## Tasks to perform
**1)** From the forum post on snapshot LUN assignment, write out the text between "Yesterday, after quite" and "found some answers...", inclusive.
**2)** For each statement about the forum post on snapshot LUN assignment, answer yes or no to say whether it agrees with the post, and quote the words that decide it. (a) The poster's ESX hosts are connected to QS via FC. (b) The poster's ESX hosts run version 6.0. (c) The poster configured only daily snapshots.
**3)** In the forum post on snapshot LUN assignment, which LUN was the snapshot volume assigned?

Please enable javascript, or click here to visit my ecommerce web site powered by Shopify.

Community Forum > Snapshots - LUN assignment > 255 "bug" - no access from ESXi

Hi again....

I was playing with the very nice StorageVolume snapshot features... really a great feature!
I have configured some hourly/daily/weekly... snapshots just to see how is it working, what kind of changes there are in such time periods etc.
Yesterday, after quite some time not doing this, I tried to mount an older snapshot volume snapshot to get some data I managed to destroy.

I have two esx hosts, connected to QS via FC.
I assigned the snapshot to the hosts and at first all seemd "like usual"... but my esx hosts (v5.5) did not see any "new" drives...
After a little peeking arrount I noticed the snapshot volume was assigned the FC SCSI LUN 527 - a little "strange" LUN ID I would say...

OK, after some more peeking and digging I finally found some answers...

## Data extract
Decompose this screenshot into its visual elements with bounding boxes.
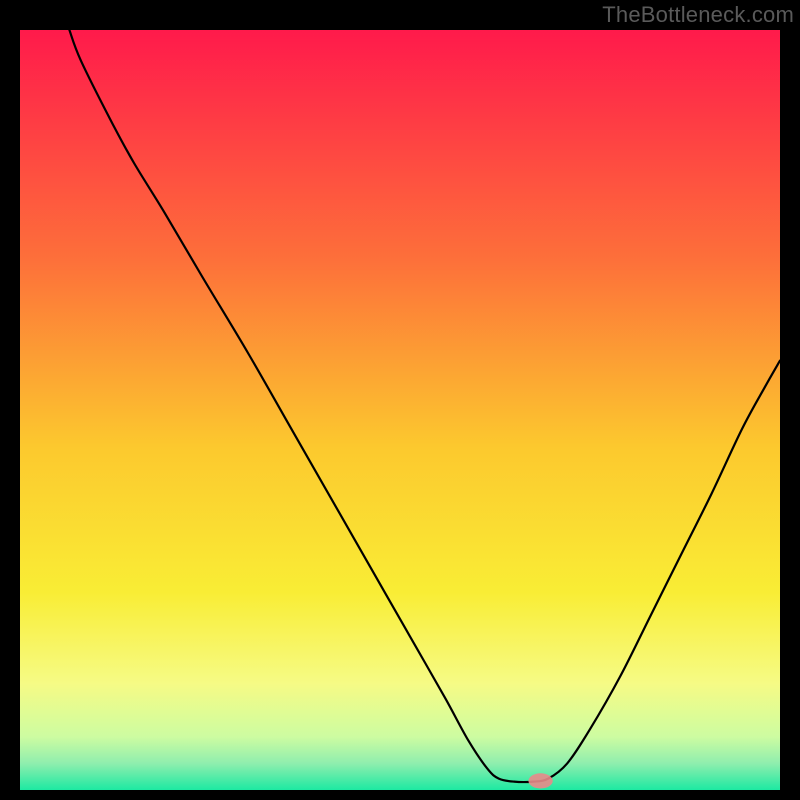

## The results
**1)**
Yesterday, after quite some time not doing this, I tried to mount an older snapshot volume snapshot to get some data I managed to destroy.

I have two esx hosts, connected to QS via FC.
I assigned the snapshot to the hosts and at first all seemd "like usual"... but my esx hosts (v5.5) did not see any "new" drives...
After a little peeking arrount I noticed the snapshot volume was assigned the FC SCSI LUN 527 - a little "strange" LUN ID I would say...

OK, after some more peeking and digging I finally found some answers...

**2)**
(a) Yes: "I have two esx hosts, connected to QS via FC."
(b) No: "my esx hosts (v5.5) did not see any "new" drives"
(c) No: "I have configured some hourly/daily/weekly... snapshots"

**3)** FC SCSI LUN 527.